→ Your instructions
Find how many lines of the listing include the string "giác", and report only that figure.

## start

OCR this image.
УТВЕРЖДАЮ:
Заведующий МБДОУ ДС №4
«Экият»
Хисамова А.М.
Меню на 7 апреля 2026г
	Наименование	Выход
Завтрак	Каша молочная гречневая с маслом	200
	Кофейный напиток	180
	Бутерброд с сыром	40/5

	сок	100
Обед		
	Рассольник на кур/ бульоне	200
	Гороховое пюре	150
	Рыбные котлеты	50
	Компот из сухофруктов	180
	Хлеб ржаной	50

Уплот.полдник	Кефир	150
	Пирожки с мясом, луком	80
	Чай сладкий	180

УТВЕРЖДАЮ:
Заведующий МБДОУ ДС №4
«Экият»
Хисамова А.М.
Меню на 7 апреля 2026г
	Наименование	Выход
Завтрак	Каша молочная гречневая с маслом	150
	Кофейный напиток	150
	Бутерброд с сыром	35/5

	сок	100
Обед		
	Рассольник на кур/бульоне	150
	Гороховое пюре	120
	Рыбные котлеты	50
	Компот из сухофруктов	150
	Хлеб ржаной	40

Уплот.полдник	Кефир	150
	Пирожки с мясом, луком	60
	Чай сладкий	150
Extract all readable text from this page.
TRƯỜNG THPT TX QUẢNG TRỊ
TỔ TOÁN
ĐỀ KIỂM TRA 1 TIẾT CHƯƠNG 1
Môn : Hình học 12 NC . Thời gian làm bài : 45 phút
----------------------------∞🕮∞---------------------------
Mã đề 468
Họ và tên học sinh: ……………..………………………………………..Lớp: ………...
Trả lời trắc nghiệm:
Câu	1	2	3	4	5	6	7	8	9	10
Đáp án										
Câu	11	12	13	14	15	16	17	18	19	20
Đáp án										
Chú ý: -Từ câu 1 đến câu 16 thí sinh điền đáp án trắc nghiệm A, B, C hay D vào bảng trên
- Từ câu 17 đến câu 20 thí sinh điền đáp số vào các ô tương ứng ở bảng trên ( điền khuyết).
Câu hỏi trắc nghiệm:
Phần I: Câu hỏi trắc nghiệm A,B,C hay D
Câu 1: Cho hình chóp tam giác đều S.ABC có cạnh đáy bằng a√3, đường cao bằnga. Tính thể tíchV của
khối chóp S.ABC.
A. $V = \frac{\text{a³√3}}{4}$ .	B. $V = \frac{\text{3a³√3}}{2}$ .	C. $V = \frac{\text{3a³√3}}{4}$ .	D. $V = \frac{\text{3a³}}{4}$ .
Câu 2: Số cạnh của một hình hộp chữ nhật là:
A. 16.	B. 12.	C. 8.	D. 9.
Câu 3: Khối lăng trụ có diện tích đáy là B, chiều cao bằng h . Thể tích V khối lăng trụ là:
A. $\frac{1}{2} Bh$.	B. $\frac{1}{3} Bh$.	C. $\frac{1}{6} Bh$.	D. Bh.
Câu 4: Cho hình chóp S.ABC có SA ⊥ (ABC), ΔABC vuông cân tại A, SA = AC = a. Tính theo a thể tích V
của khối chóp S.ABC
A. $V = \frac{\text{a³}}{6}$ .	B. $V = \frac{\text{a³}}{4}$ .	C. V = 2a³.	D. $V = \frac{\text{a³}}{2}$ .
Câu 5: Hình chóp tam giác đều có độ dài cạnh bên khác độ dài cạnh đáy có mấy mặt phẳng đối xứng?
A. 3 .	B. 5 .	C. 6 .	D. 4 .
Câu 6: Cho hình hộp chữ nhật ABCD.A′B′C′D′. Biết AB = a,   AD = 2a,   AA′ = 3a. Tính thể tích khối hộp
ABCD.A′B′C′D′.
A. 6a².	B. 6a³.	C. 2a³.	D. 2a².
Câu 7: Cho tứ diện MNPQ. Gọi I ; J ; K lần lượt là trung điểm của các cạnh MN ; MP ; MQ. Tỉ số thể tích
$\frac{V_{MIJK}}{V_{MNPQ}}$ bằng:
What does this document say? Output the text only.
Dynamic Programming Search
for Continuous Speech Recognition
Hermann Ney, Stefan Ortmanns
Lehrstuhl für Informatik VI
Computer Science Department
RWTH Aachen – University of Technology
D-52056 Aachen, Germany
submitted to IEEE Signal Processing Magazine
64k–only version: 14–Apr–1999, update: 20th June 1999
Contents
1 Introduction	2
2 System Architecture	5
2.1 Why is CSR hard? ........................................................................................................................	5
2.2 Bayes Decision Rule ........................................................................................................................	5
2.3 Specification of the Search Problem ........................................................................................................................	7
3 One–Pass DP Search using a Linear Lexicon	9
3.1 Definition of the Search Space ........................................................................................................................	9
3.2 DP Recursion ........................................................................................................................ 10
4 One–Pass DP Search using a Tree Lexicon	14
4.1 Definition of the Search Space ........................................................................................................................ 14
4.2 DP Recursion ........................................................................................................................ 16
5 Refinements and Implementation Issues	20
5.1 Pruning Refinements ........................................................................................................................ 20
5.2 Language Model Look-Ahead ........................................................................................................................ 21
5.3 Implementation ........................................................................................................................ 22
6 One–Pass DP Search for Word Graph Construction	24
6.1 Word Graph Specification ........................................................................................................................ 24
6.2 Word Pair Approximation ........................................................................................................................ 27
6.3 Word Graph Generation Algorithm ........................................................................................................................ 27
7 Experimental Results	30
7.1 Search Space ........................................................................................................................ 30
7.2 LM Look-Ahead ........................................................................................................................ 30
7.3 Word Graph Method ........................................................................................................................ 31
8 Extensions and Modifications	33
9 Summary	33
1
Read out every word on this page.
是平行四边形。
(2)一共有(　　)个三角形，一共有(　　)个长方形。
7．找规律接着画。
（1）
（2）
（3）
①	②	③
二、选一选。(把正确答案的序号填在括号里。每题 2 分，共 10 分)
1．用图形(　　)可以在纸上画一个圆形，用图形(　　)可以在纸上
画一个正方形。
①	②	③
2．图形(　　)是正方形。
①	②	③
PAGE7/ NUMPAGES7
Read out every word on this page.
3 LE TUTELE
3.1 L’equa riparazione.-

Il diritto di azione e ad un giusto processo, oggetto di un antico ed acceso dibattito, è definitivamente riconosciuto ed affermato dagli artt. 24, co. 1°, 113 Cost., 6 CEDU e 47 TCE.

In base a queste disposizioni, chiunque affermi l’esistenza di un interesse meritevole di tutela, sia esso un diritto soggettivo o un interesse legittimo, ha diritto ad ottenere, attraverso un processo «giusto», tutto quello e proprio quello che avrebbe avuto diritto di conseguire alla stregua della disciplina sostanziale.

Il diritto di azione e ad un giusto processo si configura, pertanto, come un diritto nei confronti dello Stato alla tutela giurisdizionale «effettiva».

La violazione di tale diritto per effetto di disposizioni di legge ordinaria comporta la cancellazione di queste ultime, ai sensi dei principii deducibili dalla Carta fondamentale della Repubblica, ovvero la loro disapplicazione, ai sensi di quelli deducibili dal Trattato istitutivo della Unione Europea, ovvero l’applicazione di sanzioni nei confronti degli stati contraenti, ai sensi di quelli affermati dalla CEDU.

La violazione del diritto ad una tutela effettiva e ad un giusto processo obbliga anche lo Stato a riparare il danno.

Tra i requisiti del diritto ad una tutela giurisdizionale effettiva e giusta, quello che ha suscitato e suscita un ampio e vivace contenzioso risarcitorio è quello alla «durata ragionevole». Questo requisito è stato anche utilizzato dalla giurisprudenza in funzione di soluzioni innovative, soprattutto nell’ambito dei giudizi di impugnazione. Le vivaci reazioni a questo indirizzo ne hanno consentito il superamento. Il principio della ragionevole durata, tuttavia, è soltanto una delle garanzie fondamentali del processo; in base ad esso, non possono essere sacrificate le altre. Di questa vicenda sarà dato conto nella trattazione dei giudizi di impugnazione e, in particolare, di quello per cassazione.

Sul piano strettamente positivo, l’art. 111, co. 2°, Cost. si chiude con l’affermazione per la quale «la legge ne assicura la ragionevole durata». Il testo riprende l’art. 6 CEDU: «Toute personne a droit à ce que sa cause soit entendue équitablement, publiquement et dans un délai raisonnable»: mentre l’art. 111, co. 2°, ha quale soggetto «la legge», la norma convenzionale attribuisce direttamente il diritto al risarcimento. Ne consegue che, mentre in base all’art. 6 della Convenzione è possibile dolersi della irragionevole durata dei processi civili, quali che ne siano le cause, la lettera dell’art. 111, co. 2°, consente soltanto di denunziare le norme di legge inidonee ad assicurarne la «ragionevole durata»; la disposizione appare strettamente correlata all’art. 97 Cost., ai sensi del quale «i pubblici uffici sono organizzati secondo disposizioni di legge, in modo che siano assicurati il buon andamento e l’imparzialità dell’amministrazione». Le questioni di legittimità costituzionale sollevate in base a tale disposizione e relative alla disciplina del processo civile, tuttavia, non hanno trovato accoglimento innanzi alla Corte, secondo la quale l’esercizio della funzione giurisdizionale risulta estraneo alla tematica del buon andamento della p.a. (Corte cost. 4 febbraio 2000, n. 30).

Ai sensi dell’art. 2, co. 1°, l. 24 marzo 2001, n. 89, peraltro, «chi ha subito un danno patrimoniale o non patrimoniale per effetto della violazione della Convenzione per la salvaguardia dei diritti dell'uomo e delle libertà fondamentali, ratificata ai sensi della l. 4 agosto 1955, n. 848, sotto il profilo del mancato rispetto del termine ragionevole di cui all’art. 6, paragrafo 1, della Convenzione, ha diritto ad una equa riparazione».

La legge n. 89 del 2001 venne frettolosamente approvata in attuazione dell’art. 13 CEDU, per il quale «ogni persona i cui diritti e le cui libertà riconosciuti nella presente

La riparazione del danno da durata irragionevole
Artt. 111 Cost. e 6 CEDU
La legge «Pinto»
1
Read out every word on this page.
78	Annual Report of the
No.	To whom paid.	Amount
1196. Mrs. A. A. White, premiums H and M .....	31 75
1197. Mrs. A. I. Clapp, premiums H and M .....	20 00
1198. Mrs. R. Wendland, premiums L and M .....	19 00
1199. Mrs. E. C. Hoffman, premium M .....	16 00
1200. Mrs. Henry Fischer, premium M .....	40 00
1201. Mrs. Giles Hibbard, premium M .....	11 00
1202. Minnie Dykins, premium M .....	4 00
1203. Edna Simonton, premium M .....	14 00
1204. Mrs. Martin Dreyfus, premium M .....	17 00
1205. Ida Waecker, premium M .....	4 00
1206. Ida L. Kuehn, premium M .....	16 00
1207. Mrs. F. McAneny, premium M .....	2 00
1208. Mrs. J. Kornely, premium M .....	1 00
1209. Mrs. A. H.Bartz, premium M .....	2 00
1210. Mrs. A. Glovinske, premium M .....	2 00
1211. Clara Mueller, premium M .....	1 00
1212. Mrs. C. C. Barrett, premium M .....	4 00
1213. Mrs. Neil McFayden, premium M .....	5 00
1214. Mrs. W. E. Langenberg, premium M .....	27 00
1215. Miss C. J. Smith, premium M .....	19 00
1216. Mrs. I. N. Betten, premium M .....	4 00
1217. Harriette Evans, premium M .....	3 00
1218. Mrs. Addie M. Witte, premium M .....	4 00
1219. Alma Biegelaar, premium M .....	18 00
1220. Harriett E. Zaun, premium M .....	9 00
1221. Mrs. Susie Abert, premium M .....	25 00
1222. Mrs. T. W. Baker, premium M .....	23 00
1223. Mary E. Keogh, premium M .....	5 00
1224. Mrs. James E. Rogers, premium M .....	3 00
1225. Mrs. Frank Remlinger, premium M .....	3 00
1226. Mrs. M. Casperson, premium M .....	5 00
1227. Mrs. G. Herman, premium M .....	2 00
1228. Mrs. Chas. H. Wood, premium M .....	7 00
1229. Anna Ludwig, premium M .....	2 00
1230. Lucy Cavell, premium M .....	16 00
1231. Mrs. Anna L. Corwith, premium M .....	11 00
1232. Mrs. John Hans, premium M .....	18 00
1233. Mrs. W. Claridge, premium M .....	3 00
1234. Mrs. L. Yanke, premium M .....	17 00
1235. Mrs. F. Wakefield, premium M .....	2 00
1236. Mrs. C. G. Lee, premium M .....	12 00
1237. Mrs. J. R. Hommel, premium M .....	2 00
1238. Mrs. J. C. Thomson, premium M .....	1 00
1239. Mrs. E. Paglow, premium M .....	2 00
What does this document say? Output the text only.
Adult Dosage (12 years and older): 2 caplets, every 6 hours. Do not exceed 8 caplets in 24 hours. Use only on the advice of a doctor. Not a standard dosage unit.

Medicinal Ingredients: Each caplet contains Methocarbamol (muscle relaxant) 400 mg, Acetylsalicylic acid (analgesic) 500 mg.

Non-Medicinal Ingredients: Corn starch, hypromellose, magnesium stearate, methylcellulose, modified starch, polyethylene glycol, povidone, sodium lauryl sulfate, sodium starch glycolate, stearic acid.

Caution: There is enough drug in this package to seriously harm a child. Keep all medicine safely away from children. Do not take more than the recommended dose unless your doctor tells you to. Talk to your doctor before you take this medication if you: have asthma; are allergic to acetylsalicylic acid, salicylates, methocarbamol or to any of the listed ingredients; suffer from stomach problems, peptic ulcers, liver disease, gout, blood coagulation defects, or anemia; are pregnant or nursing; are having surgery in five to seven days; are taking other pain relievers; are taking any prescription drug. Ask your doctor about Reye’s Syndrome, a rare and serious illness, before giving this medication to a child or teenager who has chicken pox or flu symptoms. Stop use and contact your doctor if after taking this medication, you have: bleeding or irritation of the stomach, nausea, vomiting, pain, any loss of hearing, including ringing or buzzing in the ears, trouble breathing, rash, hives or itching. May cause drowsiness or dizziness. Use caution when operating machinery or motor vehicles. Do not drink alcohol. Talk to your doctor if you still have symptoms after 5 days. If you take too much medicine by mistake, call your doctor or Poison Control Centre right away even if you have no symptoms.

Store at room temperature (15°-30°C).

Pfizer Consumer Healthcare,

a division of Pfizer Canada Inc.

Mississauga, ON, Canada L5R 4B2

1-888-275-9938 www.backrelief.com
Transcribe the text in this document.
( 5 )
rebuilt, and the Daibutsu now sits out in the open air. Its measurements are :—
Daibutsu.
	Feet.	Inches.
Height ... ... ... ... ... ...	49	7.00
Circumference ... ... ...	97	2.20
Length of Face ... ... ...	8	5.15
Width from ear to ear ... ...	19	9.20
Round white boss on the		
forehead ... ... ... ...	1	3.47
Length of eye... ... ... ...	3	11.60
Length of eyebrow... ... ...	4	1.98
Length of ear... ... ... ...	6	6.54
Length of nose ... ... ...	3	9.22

## end

→ Response
2